● **TO DO**:
Each record that follows should be repeated exactly, minus any images.

--- start RECORD EXCERPTS ---

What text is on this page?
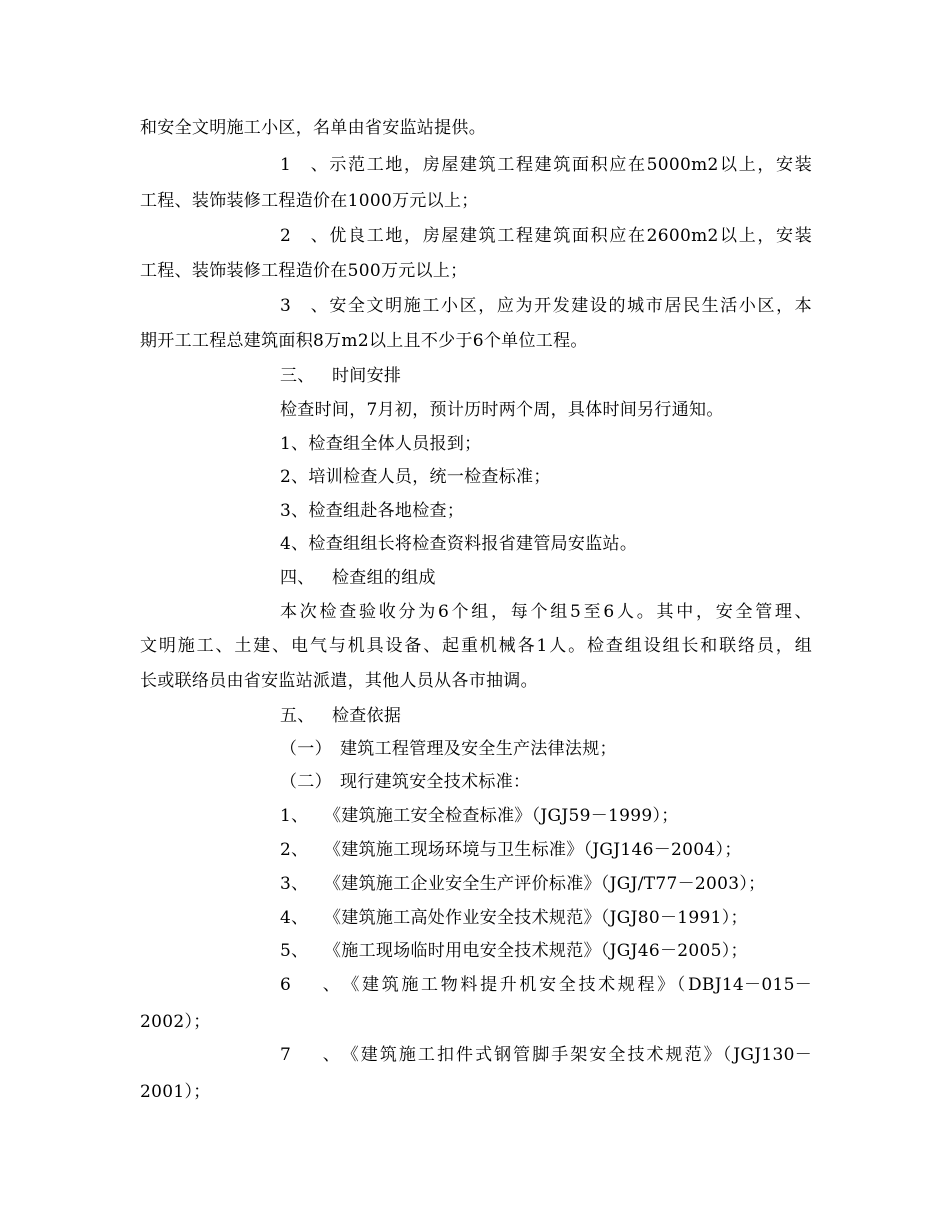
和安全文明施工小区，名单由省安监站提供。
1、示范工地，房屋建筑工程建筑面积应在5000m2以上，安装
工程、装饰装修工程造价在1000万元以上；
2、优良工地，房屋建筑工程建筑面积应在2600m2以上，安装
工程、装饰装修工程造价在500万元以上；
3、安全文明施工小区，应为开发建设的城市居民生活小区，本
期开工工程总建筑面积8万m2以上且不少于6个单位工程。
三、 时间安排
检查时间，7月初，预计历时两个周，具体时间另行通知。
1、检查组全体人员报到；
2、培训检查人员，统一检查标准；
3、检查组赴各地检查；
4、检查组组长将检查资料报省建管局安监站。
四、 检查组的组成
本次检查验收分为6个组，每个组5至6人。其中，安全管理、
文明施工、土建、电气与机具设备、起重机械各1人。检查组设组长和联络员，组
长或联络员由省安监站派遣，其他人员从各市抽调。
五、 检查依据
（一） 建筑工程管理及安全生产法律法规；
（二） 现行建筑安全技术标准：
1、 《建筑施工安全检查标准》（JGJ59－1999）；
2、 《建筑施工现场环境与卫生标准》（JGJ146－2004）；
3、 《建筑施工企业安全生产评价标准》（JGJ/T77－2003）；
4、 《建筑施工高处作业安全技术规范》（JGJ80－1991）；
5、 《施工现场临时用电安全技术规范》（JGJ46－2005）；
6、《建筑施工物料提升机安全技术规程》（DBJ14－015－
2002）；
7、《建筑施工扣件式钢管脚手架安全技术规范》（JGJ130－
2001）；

--- end RECORD EXCERPTS ---

● **FULL RESPONSE**:
What text is on this page?
和安全文明施工小区，名单由省安监站提供。
1、示范工地，房屋建筑工程建筑面积应在5000m2以上，安装
工程、装饰装修工程造价在1000万元以上；
2、优良工地，房屋建筑工程建筑面积应在2600m2以上，安装
工程、装饰装修工程造价在500万元以上；
3、安全文明施工小区，应为开发建设的城市居民生活小区，本
期开工工程总建筑面积8万m2以上且不少于6个单位工程。
三、 时间安排
检查时间，7月初，预计历时两个周，具体时间另行通知。
1、检查组全体人员报到；
2、培训检查人员，统一检查标准；
3、检查组赴各地检查；
4、检查组组长将检查资料报省建管局安监站。
四、 检查组的组成
本次检查验收分为6个组，每个组5至6人。其中，安全管理、
文明施工、土建、电气与机具设备、起重机械各1人。检查组设组长和联络员，组
长或联络员由省安监站派遣，其他人员从各市抽调。
五、 检查依据
（一） 建筑工程管理及安全生产法律法规；
（二） 现行建筑安全技术标准：
1、 《建筑施工安全检查标准》（JGJ59－1999）；
2、 《建筑施工现场环境与卫生标准》（JGJ146－2004）；
3、 《建筑施工企业安全生产评价标准》（JGJ/T77－2003）；
4、 《建筑施工高处作业安全技术规范》（JGJ80－1991）；
5、 《施工现场临时用电安全技术规范》（JGJ46－2005）；
6、《建筑施工物料提升机安全技术规程》（DBJ14－015－
2002）；
7、《建筑施工扣件式钢管脚手架安全技术规范》（JGJ130－
2001）；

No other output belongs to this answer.